Data provided >>

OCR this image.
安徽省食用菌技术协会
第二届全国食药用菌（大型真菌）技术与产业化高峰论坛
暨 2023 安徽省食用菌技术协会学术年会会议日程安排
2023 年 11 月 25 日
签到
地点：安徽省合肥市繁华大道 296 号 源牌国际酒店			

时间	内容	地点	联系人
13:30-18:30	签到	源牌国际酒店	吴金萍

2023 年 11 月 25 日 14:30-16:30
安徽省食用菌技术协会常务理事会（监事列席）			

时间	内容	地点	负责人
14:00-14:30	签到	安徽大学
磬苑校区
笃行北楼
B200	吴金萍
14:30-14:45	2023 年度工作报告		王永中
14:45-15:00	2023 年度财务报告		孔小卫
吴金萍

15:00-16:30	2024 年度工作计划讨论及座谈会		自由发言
* * *
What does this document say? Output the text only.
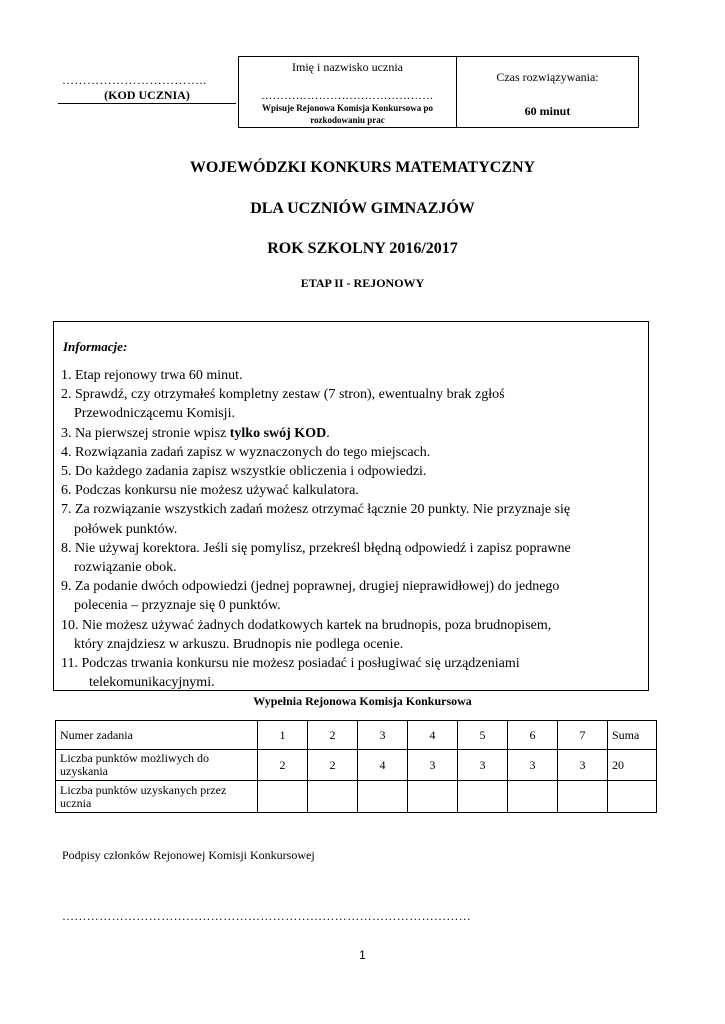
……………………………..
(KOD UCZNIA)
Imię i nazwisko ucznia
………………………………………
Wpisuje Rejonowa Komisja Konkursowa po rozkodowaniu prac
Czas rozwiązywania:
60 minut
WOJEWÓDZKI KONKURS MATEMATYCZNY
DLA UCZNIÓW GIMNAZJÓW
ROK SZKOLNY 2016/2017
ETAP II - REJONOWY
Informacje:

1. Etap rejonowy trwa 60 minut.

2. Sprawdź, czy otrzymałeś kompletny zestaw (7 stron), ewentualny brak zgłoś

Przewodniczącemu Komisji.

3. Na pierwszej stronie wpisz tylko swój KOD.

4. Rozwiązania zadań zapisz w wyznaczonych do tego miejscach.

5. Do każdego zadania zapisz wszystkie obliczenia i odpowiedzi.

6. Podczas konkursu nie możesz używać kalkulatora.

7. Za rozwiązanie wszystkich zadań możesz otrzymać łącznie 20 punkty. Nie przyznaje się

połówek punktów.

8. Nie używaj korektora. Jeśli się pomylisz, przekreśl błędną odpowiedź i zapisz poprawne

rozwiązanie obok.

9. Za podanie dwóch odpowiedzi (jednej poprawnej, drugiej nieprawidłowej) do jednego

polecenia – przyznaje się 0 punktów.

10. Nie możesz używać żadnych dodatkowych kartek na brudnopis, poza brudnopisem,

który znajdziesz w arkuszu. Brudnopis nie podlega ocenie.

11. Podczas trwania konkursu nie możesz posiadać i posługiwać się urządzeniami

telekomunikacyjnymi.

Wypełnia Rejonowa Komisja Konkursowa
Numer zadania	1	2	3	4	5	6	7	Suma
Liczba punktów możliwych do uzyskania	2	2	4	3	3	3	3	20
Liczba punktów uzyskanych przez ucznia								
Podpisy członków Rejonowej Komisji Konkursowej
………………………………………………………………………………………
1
--
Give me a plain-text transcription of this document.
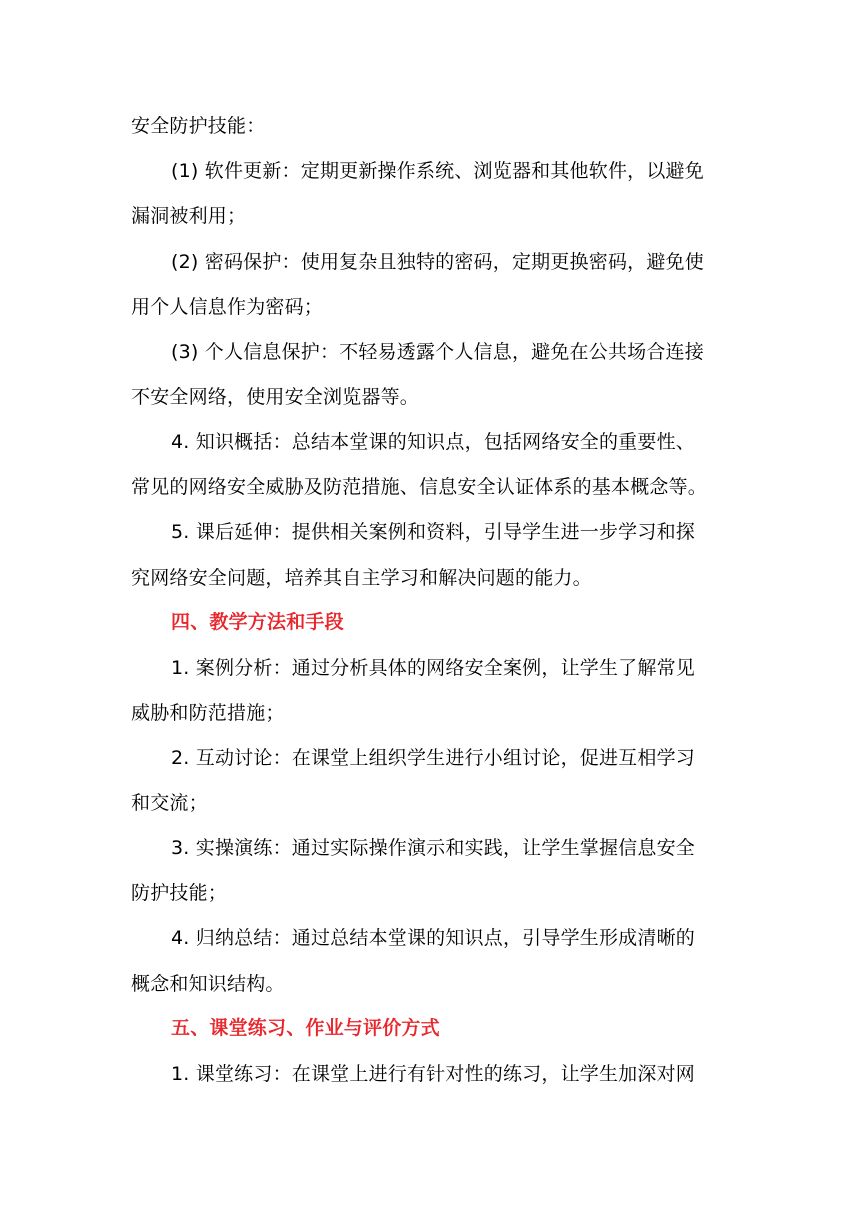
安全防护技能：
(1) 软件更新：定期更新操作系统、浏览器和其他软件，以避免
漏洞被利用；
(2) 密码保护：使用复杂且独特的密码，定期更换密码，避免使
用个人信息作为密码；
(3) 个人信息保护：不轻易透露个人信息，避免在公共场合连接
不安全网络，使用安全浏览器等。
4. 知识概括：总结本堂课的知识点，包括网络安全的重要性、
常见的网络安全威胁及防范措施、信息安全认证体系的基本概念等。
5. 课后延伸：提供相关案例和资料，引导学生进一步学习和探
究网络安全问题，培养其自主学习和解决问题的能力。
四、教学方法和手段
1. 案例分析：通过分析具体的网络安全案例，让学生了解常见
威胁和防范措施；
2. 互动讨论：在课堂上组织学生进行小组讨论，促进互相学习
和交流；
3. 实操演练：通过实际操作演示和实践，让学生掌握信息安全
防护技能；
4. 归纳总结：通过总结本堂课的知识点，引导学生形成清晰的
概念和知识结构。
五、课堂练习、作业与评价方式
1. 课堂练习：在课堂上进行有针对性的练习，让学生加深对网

Exercise aim >> From the data above, work out how many lines hold "konkursu". Answer with the number alone.

Final result >> 2